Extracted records
# # #
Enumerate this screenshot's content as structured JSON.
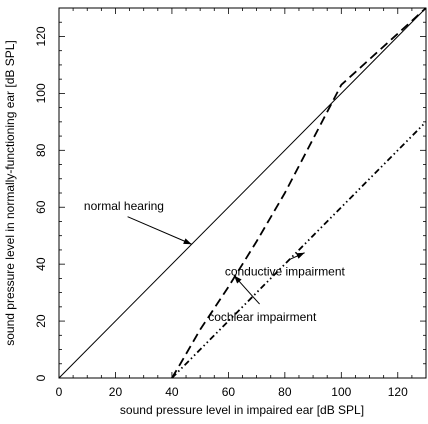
{
  "chart_data": {
    "type": "line",
    "title": "",
    "xlabel": "sound pressure level in impaired ear [dB SPL]",
    "ylabel": "sound pressure level in normally-functioning ear [dB SPL]",
    "xlim": [
      0,
      130
    ],
    "ylim": [
      0,
      130
    ],
    "x_ticks": [
      "0",
      "20",
      "40",
      "60",
      "80",
      "100",
      "120"
    ],
    "y_ticks": [
      "0",
      "20",
      "40",
      "60",
      "80",
      "100",
      "120"
    ],
    "grid": false,
    "series": [
      {
        "name": "normal hearing",
        "style": "solid",
        "x": [
          0,
          130
        ],
        "y": [
          0,
          130
        ]
      },
      {
        "name": "cochlear impairment",
        "style": "dashed",
        "x": [
          40,
          43,
          50,
          60,
          70,
          80,
          90,
          100,
          110,
          120,
          130
        ],
        "y": [
          0,
          5,
          17,
          32,
          48,
          65,
          84,
          103,
          112,
          121,
          130
        ]
      },
      {
        "name": "conductive impairment",
        "style": "dash-dot-dot",
        "x": [
          40,
          50,
          60,
          70,
          80,
          90,
          100,
          110,
          120,
          130
        ],
        "y": [
          0,
          10,
          20,
          30,
          40,
          50,
          60,
          70,
          80,
          90
        ]
      }
    ],
    "annotations": [
      {
        "text": "normal hearing",
        "x": 23,
        "y": 59,
        "arrow_to": [
          47,
          47
        ]
      },
      {
        "text": "conductive impairment",
        "x": 80,
        "y": 36,
        "arrow_to": [
          87,
          44
        ]
      },
      {
        "text": "cochlear impairment",
        "x": 72,
        "y": 20,
        "arrow_to": [
          62,
          36
        ]
      }
    ]
  }
}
# # #
→ Set task
Reproduce the entries exactly. Do not carry over any picture.

→ Reply to the task
Enumerate this screenshot's content as structured JSON.
{
  "chart_data": {
    "type": "line",
    "title": "",
    "xlabel": "sound pressure level in impaired ear [dB SPL]",
    "ylabel": "sound pressure level in normally-functioning ear [dB SPL]",
    "xlim": [
      0,
      130
    ],
    "ylim": [
      0,
      130
    ],
    "x_ticks": [
      "0",
      "20",
      "40",
      "60",
      "80",
      "100",
      "120"
    ],
    "y_ticks": [
      "0",
      "20",
      "40",
      "60",
      "80",
      "100",
      "120"
    ],
    "grid": false,
    "series": [
      {
        "name": "normal hearing",
        "style": "solid",
        "x": [
          0,
          130
        ],
        "y": [
          0,
          130
        ]
      },
      {
        "name": "cochlear impairment",
        "style": "dashed",
        "x": [
          40,
          43,
          50,
          60,
          70,
          80,
          90,
          100,
          110,
          120,
          130
        ],
        "y": [
          0,
          5,
          17,
          32,
          48,
          65,
          84,
          103,
          112,
          121,
          130
        ]
      },
      {
        "name": "conductive impairment",
        "style": "dash-dot-dot",
        "x": [
          40,
          50,
          60,
          70,
          80,
          90,
          100,
          110,
          120,
          130
        ],
        "y": [
          0,
          10,
          20,
          30,
          40,
          50,
          60,
          70,
          80,
          90
        ]
      }
    ],
    "annotations": [
      {
        "text": "normal hearing",
        "x": 23,
        "y": 59,
        "arrow_to": [
          47,
          47
        ]
      },
      {
        "text": "conductive impairment",
        "x": 80,
        "y": 36,
        "arrow_to": [
          87,
          44
        ]
      },
      {
        "text": "cochlear impairment",
        "x": 72,
        "y": 20,
        "arrow_to": [
          62,
          36
        ]
      }
    ]
  }
}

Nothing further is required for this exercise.